Instruction: Return each entry exactly, with none missing.

(Data items)
** Begin **

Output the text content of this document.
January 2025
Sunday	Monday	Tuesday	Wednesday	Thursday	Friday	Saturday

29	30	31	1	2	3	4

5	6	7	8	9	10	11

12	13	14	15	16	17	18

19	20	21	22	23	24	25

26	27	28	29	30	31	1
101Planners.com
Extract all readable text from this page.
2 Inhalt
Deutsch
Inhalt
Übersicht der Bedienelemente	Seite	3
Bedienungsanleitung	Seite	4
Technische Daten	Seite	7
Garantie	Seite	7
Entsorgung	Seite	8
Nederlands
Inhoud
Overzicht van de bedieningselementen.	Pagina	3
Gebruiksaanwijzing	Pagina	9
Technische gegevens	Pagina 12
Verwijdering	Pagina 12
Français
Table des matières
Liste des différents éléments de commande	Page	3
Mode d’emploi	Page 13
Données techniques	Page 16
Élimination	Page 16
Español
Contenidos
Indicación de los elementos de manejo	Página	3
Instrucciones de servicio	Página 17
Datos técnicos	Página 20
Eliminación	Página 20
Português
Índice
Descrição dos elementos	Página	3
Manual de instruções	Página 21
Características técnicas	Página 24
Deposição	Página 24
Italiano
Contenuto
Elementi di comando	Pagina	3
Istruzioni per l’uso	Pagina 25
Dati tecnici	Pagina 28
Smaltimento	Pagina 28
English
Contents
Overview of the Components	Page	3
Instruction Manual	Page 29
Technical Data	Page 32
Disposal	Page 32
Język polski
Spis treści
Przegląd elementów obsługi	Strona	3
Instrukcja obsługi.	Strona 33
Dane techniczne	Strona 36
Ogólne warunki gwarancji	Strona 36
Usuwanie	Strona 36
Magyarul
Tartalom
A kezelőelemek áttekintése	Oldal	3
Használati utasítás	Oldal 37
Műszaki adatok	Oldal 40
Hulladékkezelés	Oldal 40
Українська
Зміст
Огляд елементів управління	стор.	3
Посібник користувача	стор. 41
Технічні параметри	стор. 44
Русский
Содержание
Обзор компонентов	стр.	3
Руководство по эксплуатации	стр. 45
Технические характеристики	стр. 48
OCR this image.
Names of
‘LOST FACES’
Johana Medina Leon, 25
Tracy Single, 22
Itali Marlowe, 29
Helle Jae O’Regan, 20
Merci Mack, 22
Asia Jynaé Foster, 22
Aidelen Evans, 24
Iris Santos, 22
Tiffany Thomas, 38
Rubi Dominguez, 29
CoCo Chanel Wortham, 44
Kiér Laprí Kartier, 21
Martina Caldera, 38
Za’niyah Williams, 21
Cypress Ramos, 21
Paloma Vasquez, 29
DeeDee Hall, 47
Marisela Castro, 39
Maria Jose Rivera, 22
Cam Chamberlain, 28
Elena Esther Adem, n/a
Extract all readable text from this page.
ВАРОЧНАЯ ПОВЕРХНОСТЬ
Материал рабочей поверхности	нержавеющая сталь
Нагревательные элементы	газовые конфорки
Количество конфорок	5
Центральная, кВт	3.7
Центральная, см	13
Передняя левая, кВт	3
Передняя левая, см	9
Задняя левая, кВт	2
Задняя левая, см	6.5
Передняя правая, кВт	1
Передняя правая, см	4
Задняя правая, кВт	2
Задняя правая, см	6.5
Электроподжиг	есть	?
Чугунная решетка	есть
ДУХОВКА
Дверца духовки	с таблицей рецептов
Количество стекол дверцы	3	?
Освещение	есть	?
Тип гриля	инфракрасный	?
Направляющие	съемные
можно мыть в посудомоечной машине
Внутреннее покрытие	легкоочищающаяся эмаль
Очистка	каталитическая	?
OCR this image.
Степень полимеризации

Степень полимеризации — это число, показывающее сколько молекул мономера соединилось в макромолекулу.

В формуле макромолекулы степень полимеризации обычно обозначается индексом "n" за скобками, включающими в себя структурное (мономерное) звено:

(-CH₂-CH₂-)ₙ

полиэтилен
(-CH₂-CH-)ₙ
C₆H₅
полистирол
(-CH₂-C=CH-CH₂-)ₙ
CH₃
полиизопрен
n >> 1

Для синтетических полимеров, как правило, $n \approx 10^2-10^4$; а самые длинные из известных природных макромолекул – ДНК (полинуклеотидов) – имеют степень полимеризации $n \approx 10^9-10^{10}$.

** End **

Expected answer:
Output the text content of this document.
January 2025
Sunday	Monday	Tuesday	Wednesday	Thursday	Friday	Saturday

29	30	31	1	2	3	4

5	6	7	8	9	10	11

12	13	14	15	16	17	18

19	20	21	22	23	24	25

26	27	28	29	30	31	1
101Planners.com
Extract all readable text from this page.
2 Inhalt
Deutsch
Inhalt
Übersicht der Bedienelemente	Seite	3
Bedienungsanleitung	Seite	4
Technische Daten	Seite	7
Garantie	Seite	7
Entsorgung	Seite	8
Nederlands
Inhoud
Overzicht van de bedieningselementen.	Pagina	3
Gebruiksaanwijzing	Pagina	9
Technische gegevens	Pagina 12
Verwijdering	Pagina 12
Français
Table des matières
Liste des différents éléments de commande	Page	3
Mode d’emploi	Page 13
Données techniques	Page 16
Élimination	Page 16
Español
Contenidos
Indicación de los elementos de manejo	Página	3
Instrucciones de servicio	Página 17
Datos técnicos	Página 20
Eliminación	Página 20
Português
Índice
Descrição dos elementos	Página	3
Manual de instruções	Página 21
Características técnicas	Página 24
Deposição	Página 24
Italiano
Contenuto
Elementi di comando	Pagina	3
Istruzioni per l’uso	Pagina 25
Dati tecnici	Pagina 28
Smaltimento	Pagina 28
English
Contents
Overview of the Components	Page	3
Instruction Manual	Page 29
Technical Data	Page 32
Disposal	Page 32
Język polski
Spis treści
Przegląd elementów obsługi	Strona	3
Instrukcja obsługi.	Strona 33
Dane techniczne	Strona 36
Ogólne warunki gwarancji	Strona 36
Usuwanie	Strona 36
Magyarul
Tartalom
A kezelőelemek áttekintése	Oldal	3
Használati utasítás	Oldal 37
Műszaki adatok	Oldal 40
Hulladékkezelés	Oldal 40
Українська
Зміст
Огляд елементів управління	стор.	3
Посібник користувача	стор. 41
Технічні параметри	стор. 44
Русский
Содержание
Обзор компонентов	стр.	3
Руководство по эксплуатации	стр. 45
Технические характеристики	стр. 48
OCR this image.
Names of
‘LOST FACES’
Johana Medina Leon, 25
Tracy Single, 22
Itali Marlowe, 29
Helle Jae O’Regan, 20
Merci Mack, 22
Asia Jynaé Foster, 22
Aidelen Evans, 24
Iris Santos, 22
Tiffany Thomas, 38
Rubi Dominguez, 29
CoCo Chanel Wortham, 44
Kiér Laprí Kartier, 21
Martina Caldera, 38
Za’niyah Williams, 21
Cypress Ramos, 21
Paloma Vasquez, 29
DeeDee Hall, 47
Marisela Castro, 39
Maria Jose Rivera, 22
Cam Chamberlain, 28
Elena Esther Adem, n/a
Extract all readable text from this page.
ВАРОЧНАЯ ПОВЕРХНОСТЬ
Материал рабочей поверхности	нержавеющая сталь
Нагревательные элементы	газовые конфорки
Количество конфорок	5
Центральная, кВт	3.7
Центральная, см	13
Передняя левая, кВт	3
Передняя левая, см	9
Задняя левая, кВт	2
Задняя левая, см	6.5
Передняя правая, кВт	1
Передняя правая, см	4
Задняя правая, кВт	2
Задняя правая, см	6.5
Электроподжиг	есть	?
Чугунная решетка	есть
ДУХОВКА
Дверца духовки	с таблицей рецептов
Количество стекол дверцы	3	?
Освещение	есть	?
Тип гриля	инфракрасный	?
Направляющие	съемные
можно мыть в посудомоечной машине
Внутреннее покрытие	легкоочищающаяся эмаль
Очистка	каталитическая	?
OCR this image.
Степень полимеризации

Степень полимеризации — это число, показывающее сколько молекул мономера соединилось в макромолекулу.

В формуле макромолекулы степень полимеризации обычно обозначается индексом "n" за скобками, включающими в себя структурное (мономерное) звено:

(-CH₂-CH₂-)ₙ

полиэтилен
(-CH₂-CH-)ₙ
C₆H₅
полистирол
(-CH₂-C=CH-CH₂-)ₙ
CH₃
полиизопрен
n >> 1

Для синтетических полимеров, как правило, $n \approx 10^2-10^4$; а самые длинные из известных природных макромолекул – ДНК (полинуклеотидов) – имеют степень полимеризации $n \approx 10^9-10^{10}$.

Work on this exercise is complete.